First appointed to the post around 530 BC by Cyrus the Great, Oroetes had ruled his satrapy (near present-day Izmir in western Turkey) for decades, through the reigns not only of Cyrus but of his successors, Cambyses II and then Darius I. The last transition had been particularly turbulent, and during it Oroetes grew increasingly independent of the empire's capital in faraway Susa, in what is now southern Iran.
With this independence came increasingly erratic behavior. When Mitrobates, the governor of a neighboring province, taunted him for not dealing decisively with Polycrates, the Greek tyrant of Samos, Oroetes first killed Polycrates, then the complaining governor, and finally the governor's son. Later, Oroetes' apparent neutrality in the revolt of the Greek Ionians against the empire further displeased Darius. The last straw came when the satrap began murdering the king's couriers when their messages displeased him. Not for Darius the subtlety of "Who will rid me of this troublesome priest?" Oroetes "has made away with Mitrobates and his son, and now he kills my messengers whom I send to summon him," Herodotus records Darius as saying. "This is a defiance of authority which is not to be tolerated. Before he can do us further harm he must be stopped — and the way to stop him is by death."
Dealing with the irritating graybeard, however, would prove problematic. The widespread revolts during and following Darius's accession had sapped the imperial army of its vigor. Moreover, Sardis lay 1,500 miles of mountainous terrain northwest of Susa — a formidable distance even today, let alone 2,500 years ago, in spite of the road built by Darius. In addition, Oroetes commanded a thousand crack Persian troops. Nonetheless, each of Darius's courtiers clamored so loudly for command of this seemingly suicidal mission that the king resolved the matter by lot. The "winner," Bagaeus, realized that brains would have to succeed where brawn could not. He had the royal scribes prepare several papyrus scrolls on various subjects, closed them with the king's seal, and set off for Sardis.
When he arrived, he handed the scrolls to Oroetes' scribe in a carefully choreographed order. The first few scrolls pertained to innocuous topics, but when Bagaeus observed the respectful hearing given those first missives by the satrap's guards, he gathered up his courage and handed the scribe a scroll instructing the guards to refuse further service to Oroetes. Upon hearing this imperial command, they threw their spears down at Bagaeus's feet. The final scroll read: "King Darius commands the Persians in Sardis to kill Oroetes." Problem solved.

* **DIRECTIVE A**: In the passage on Oroetes, how many Persian troops did Oroetes command?

* **MATERIAL FOR THIS EXERCISE**:
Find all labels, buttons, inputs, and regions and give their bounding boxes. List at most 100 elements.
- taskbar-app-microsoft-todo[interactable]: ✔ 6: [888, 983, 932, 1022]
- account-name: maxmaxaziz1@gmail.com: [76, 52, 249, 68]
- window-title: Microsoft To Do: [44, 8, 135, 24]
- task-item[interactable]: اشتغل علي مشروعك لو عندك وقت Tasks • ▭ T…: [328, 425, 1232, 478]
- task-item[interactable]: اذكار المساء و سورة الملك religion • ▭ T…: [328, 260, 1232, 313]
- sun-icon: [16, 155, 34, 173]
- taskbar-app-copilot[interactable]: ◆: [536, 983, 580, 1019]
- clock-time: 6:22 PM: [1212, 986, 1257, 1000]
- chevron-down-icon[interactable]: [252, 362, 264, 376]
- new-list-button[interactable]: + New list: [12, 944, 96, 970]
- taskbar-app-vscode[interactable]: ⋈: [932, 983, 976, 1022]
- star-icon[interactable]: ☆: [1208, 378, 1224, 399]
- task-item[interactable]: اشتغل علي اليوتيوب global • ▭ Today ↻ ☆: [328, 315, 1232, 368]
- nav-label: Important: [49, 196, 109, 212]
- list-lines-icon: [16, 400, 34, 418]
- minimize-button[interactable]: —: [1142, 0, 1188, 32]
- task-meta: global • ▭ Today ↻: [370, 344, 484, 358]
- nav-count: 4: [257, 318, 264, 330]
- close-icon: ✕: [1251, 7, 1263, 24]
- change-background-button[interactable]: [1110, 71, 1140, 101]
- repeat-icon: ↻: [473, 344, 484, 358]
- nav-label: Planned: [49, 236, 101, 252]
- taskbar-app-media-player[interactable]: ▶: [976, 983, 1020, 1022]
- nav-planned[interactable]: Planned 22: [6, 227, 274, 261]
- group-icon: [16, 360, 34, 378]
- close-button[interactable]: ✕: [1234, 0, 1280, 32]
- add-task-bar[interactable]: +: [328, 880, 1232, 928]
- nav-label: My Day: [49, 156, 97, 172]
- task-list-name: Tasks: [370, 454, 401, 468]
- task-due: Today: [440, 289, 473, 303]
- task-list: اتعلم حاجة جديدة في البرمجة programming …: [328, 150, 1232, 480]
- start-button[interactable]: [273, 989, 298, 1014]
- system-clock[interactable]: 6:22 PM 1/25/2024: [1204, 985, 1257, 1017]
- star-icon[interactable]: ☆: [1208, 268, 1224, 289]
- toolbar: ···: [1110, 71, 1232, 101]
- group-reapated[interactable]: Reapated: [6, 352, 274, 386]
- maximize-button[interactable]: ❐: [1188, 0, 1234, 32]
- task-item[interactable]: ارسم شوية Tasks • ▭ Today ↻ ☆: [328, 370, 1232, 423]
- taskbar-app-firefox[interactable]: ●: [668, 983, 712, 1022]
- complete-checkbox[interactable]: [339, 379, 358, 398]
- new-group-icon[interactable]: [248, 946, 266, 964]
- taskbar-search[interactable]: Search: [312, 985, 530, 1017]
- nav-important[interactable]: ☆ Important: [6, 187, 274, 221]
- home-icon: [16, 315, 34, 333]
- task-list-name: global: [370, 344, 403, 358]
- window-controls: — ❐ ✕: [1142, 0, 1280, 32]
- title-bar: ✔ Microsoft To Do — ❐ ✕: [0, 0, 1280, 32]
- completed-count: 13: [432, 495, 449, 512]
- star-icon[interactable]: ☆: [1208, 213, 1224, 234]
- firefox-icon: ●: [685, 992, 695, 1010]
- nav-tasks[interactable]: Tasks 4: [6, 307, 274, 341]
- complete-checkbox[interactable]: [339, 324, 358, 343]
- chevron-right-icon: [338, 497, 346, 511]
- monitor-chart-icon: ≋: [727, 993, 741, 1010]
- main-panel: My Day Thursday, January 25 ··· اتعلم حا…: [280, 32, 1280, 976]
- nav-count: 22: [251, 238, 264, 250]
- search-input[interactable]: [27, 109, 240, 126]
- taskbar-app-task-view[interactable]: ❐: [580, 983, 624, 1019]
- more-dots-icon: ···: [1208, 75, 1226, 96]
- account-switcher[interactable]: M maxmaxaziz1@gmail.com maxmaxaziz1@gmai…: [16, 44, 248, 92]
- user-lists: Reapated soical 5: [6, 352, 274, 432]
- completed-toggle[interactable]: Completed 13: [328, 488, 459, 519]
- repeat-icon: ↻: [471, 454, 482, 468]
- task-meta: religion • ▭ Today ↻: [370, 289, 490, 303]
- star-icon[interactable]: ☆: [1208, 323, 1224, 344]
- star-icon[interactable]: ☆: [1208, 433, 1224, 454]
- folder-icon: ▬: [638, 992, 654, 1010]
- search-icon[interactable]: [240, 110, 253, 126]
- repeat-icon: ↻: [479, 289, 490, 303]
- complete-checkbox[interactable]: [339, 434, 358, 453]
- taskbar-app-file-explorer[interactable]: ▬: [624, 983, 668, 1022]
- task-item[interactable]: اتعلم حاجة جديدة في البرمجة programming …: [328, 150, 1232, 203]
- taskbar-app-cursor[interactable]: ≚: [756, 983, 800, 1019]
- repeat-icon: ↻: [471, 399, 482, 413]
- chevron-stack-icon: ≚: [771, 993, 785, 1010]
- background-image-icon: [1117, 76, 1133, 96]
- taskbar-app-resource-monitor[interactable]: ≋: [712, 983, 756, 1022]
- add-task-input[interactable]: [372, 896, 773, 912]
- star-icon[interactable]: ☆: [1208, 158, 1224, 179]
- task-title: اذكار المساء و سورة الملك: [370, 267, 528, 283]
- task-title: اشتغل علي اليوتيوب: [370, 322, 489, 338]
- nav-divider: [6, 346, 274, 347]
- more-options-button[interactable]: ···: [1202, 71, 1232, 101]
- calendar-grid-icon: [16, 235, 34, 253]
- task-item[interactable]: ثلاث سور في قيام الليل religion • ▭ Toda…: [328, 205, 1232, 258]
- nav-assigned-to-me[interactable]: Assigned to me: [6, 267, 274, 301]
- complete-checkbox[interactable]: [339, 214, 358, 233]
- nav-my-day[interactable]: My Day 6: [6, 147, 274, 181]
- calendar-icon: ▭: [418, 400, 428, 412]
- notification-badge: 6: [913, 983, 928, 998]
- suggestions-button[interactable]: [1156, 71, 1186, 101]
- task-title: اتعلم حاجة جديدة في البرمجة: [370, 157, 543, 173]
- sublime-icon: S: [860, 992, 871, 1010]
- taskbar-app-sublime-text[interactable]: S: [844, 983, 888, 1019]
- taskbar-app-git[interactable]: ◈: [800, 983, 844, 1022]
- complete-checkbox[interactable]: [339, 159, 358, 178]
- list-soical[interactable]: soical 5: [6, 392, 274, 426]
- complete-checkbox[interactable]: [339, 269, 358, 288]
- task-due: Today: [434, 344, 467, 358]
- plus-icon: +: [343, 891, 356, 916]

* **DIRECTIVE B**: Reproduce the listing from its first line up to and including the line with "- task-item[interactable]: اشتغل علي مشروعك". Copy nothing beyond that line.

* **TASK OUTPUT A**: A thousand crack Persian troops.

* **TASK OUTPUT B**:
Find all labels, buttons, inputs, and regions and give their bounding boxes. List at most 100 elements.
- taskbar-app-microsoft-todo[interactable]: ✔ 6: [888, 983, 932, 1022]
- account-name: maxmaxaziz1@gmail.com: [76, 52, 249, 68]
- window-title: Microsoft To Do: [44, 8, 135, 24]
- task-item[interactable]: اشتغل علي مشروعك لو عندك وقت Tasks • ▭ T…: [328, 425, 1232, 478]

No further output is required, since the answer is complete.